Copy every line of the data exactly, leaving nothing out.

+---+

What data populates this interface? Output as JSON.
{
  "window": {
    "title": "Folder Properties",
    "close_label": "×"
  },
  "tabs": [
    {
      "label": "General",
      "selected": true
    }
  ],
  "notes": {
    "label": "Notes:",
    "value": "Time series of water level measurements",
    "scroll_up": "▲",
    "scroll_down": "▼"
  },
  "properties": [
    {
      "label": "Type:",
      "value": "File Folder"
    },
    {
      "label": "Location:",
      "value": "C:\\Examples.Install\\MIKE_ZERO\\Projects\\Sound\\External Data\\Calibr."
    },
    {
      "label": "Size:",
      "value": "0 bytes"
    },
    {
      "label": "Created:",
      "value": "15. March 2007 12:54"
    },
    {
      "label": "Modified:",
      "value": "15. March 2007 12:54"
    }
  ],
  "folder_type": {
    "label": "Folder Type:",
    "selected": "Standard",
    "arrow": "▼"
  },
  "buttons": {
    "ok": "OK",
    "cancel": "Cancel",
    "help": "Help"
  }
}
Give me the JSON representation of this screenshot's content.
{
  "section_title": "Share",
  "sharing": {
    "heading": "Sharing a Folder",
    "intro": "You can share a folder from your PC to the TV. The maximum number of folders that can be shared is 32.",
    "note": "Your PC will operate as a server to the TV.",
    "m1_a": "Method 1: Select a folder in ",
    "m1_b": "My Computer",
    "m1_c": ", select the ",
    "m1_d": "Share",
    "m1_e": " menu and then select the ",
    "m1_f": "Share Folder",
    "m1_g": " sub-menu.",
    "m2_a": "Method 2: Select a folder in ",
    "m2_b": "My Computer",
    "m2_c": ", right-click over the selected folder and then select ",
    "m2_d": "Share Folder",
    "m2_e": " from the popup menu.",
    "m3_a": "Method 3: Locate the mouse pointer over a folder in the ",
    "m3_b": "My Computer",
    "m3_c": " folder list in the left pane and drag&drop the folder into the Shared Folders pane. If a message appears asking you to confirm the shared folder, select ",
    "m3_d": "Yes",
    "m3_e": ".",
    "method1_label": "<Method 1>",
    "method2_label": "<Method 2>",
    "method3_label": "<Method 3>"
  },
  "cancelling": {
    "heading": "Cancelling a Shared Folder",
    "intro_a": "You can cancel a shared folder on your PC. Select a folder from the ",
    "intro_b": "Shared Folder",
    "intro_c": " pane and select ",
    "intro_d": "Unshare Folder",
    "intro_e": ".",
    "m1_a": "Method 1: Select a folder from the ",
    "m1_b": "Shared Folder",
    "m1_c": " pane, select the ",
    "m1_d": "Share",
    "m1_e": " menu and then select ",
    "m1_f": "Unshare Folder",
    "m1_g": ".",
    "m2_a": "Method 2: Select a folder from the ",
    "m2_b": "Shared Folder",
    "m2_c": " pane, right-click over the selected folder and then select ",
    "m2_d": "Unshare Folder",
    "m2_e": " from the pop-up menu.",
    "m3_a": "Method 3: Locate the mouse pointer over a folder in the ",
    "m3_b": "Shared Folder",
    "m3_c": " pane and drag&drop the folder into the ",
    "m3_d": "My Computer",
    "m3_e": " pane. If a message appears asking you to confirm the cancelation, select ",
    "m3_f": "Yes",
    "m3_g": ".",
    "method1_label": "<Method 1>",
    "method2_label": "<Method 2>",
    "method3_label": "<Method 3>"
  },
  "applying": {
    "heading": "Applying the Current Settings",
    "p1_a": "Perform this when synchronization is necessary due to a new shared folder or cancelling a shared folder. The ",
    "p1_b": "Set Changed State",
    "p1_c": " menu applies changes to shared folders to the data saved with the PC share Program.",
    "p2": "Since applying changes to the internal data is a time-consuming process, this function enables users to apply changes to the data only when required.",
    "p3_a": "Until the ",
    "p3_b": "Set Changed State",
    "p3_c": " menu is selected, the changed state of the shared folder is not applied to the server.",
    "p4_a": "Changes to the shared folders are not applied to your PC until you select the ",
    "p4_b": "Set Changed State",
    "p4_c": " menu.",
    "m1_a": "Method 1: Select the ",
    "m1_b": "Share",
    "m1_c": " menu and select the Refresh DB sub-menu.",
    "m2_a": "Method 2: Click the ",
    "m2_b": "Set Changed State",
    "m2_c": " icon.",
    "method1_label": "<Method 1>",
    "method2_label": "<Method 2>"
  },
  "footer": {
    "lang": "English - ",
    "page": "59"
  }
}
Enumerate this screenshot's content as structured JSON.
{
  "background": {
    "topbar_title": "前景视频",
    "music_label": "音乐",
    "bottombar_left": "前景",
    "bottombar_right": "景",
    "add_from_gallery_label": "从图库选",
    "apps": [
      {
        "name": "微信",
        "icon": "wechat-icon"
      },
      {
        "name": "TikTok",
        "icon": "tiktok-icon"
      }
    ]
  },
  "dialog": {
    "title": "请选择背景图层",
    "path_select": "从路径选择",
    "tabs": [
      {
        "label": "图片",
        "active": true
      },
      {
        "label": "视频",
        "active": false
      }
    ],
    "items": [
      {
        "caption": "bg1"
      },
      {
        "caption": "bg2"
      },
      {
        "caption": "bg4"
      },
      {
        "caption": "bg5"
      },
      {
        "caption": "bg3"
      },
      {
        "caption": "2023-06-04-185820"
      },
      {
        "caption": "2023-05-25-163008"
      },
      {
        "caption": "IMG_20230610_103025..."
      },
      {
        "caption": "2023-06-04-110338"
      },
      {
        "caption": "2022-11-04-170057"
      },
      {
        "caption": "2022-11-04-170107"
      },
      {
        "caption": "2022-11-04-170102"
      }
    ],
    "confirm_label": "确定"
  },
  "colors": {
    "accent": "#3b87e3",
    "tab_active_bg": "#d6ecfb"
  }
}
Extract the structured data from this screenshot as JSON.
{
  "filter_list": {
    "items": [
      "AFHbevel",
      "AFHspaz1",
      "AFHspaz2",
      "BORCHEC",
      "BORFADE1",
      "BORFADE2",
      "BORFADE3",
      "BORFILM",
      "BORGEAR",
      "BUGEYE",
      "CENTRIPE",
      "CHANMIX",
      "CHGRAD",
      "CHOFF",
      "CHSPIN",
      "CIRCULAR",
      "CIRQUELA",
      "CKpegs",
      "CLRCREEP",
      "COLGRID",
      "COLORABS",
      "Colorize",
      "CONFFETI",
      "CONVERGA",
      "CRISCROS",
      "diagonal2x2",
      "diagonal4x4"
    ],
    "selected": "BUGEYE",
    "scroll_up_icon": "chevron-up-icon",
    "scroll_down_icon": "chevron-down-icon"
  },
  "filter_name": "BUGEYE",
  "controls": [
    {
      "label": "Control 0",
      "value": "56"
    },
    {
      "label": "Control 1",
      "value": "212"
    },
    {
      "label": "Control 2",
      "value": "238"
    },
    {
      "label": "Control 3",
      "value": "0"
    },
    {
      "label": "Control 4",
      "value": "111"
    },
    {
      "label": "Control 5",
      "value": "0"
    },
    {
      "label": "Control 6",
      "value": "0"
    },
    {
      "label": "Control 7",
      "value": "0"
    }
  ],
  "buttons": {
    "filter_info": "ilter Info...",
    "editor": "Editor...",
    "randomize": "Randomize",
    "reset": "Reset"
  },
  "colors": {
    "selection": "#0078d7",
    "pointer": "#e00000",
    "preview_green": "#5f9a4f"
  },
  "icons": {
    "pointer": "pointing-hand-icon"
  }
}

+---+

OUTPUT OF THE EXERCISE
What data populates this interface? Output as JSON.
{
  "window": {
    "title": "Folder Properties",
    "close_label": "×"
  },
  "tabs": [
    {
      "label": "General",
      "selected": true
    }
  ],
  "notes": {
    "label": "Notes:",
    "value": "Time series of water level measurements",
    "scroll_up": "▲",
    "scroll_down": "▼"
  },
  "properties": [
    {
      "label": "Type:",
      "value": "File Folder"
    },
    {
      "label": "Location:",
      "value": "C:\\Examples.Install\\MIKE_ZERO\\Projects\\Sound\\External Data\\Calibr."
    },
    {
      "label": "Size:",
      "value": "0 bytes"
    },
    {
      "label": "Created:",
      "value": "15. March 2007 12:54"
    },
    {
      "label": "Modified:",
      "value": "15. March 2007 12:54"
    }
  ],
  "folder_type": {
    "label": "Folder Type:",
    "selected": "Standard",
    "arrow": "▼"
  },
  "buttons": {
    "ok": "OK",
    "cancel": "Cancel",
    "help": "Help"
  }
}
Give me the JSON representation of this screenshot's content.
{
  "section_title": "Share",
  "sharing": {
    "heading": "Sharing a Folder",
    "intro": "You can share a folder from your PC to the TV. The maximum number of folders that can be shared is 32.",
    "note": "Your PC will operate as a server to the TV.",
    "m1_a": "Method 1: Select a folder in ",
    "m1_b": "My Computer",
    "m1_c": ", select the ",
    "m1_d": "Share",
    "m1_e": " menu and then select the ",
    "m1_f": "Share Folder",
    "m1_g": " sub-menu.",
    "m2_a": "Method 2: Select a folder in ",
    "m2_b": "My Computer",
    "m2_c": ", right-click over the selected folder and then select ",
    "m2_d": "Share Folder",
    "m2_e": " from the popup menu.",
    "m3_a": "Method 3: Locate the mouse pointer over a folder in the ",
    "m3_b": "My Computer",
    "m3_c": " folder list in the left pane and drag&drop the folder into the Shared Folders pane. If a message appears asking you to confirm the shared folder, select ",
    "m3_d": "Yes",
    "m3_e": ".",
    "method1_label": "<Method 1>",
    "method2_label": "<Method 2>",
    "method3_label": "<Method 3>"
  },
  "cancelling": {
    "heading": "Cancelling a Shared Folder",
    "intro_a": "You can cancel a shared folder on your PC. Select a folder from the ",
    "intro_b": "Shared Folder",
    "intro_c": " pane and select ",
    "intro_d": "Unshare Folder",
    "intro_e": ".",
    "m1_a": "Method 1: Select a folder from the ",
    "m1_b": "Shared Folder",
    "m1_c": " pane, select the ",
    "m1_d": "Share",
    "m1_e": " menu and then select ",
    "m1_f": "Unshare Folder",
    "m1_g": ".",
    "m2_a": "Method 2: Select a folder from the ",
    "m2_b": "Shared Folder",
    "m2_c": " pane, right-click over the selected folder and then select ",
    "m2_d": "Unshare Folder",
    "m2_e": " from the pop-up menu.",
    "m3_a": "Method 3: Locate the mouse pointer over a folder in the ",
    "m3_b": "Shared Folder",
    "m3_c": " pane and drag&drop the folder into the ",
    "m3_d": "My Computer",
    "m3_e": " pane. If a message appears asking you to confirm the cancelation, select ",
    "m3_f": "Yes",
    "m3_g": ".",
    "method1_label": "<Method 1>",
    "method2_label": "<Method 2>",
    "method3_label": "<Method 3>"
  },
  "applying": {
    "heading": "Applying the Current Settings",
    "p1_a": "Perform this when synchronization is necessary due to a new shared folder or cancelling a shared folder. The ",
    "p1_b": "Set Changed State",
    "p1_c": " menu applies changes to shared folders to the data saved with the PC share Program.",
    "p2": "Since applying changes to the internal data is a time-consuming process, this function enables users to apply changes to the data only when required.",
    "p3_a": "Until the ",
    "p3_b": "Set Changed State",
    "p3_c": " menu is selected, the changed state of the shared folder is not applied to the server.",
    "p4_a": "Changes to the shared folders are not applied to your PC until you select the ",
    "p4_b": "Set Changed State",
    "p4_c": " menu.",
    "m1_a": "Method 1: Select the ",
    "m1_b": "Share",
    "m1_c": " menu and select the Refresh DB sub-menu.",
    "m2_a": "Method 2: Click the ",
    "m2_b": "Set Changed State",
    "m2_c": " icon.",
    "method1_label": "<Method 1>",
    "method2_label": "<Method 2>"
  },
  "footer": {
    "lang": "English - ",
    "page": "59"
  }
}
Enumerate this screenshot's content as structured JSON.
{
  "background": {
    "topbar_title": "前景视频",
    "music_label": "音乐",
    "bottombar_left": "前景",
    "bottombar_right": "景",
    "add_from_gallery_label": "从图库选",
    "apps": [
      {
        "name": "微信",
        "icon": "wechat-icon"
      },
      {
        "name": "TikTok",
        "icon": "tiktok-icon"
      }
    ]
  },
  "dialog": {
    "title": "请选择背景图层",
    "path_select": "从路径选择",
    "tabs": [
      {
        "label": "图片",
        "active": true
      },
      {
        "label": "视频",
        "active": false
      }
    ],
    "items": [
      {
        "caption": "bg1"
      },
      {
        "caption": "bg2"
      },
      {
        "caption": "bg4"
      },
      {
        "caption": "bg5"
      },
      {
        "caption": "bg3"
      },
      {
        "caption": "2023-06-04-185820"
      },
      {
        "caption": "2023-05-25-163008"
      },
      {
        "caption": "IMG_20230610_103025..."
      },
      {
        "caption": "2023-06-04-110338"
      },
      {
        "caption": "2022-11-04-170057"
      },
      {
        "caption": "2022-11-04-170107"
      },
      {
        "caption": "2022-11-04-170102"
      }
    ],
    "confirm_label": "确定"
  },
  "colors": {
    "accent": "#3b87e3",
    "tab_active_bg": "#d6ecfb"
  }
}
Extract the structured data from this screenshot as JSON.
{
  "filter_list": {
    "items": [
      "AFHbevel",
      "AFHspaz1",
      "AFHspaz2",
      "BORCHEC",
      "BORFADE1",
      "BORFADE2",
      "BORFADE3",
      "BORFILM",
      "BORGEAR",
      "BUGEYE",
      "CENTRIPE",
      "CHANMIX",
      "CHGRAD",
      "CHOFF",
      "CHSPIN",
      "CIRCULAR",
      "CIRQUELA",
      "CKpegs",
      "CLRCREEP",
      "COLGRID",
      "COLORABS",
      "Colorize",
      "CONFFETI",
      "CONVERGA",
      "CRISCROS",
      "diagonal2x2",
      "diagonal4x4"
    ],
    "selected": "BUGEYE",
    "scroll_up_icon": "chevron-up-icon",
    "scroll_down_icon": "chevron-down-icon"
  },
  "filter_name": "BUGEYE",
  "controls": [
    {
      "label": "Control 0",
      "value": "56"
    },
    {
      "label": "Control 1",
      "value": "212"
    },
    {
      "label": "Control 2",
      "value": "238"
    },
    {
      "label": "Control 3",
      "value": "0"
    },
    {
      "label": "Control 4",
      "value": "111"
    },
    {
      "label": "Control 5",
      "value": "0"
    },
    {
      "label": "Control 6",
      "value": "0"
    },
    {
      "label": "Control 7",
      "value": "0"
    }
  ],
  "buttons": {
    "filter_info": "ilter Info...",
    "editor": "Editor...",
    "randomize": "Randomize",
    "reset": "Reset"
  },
  "colors": {
    "selection": "#0078d7",
    "pointer": "#e00000",
    "preview_green": "#5f9a4f"
  },
  "icons": {
    "pointer": "pointing-hand-icon"
  }
}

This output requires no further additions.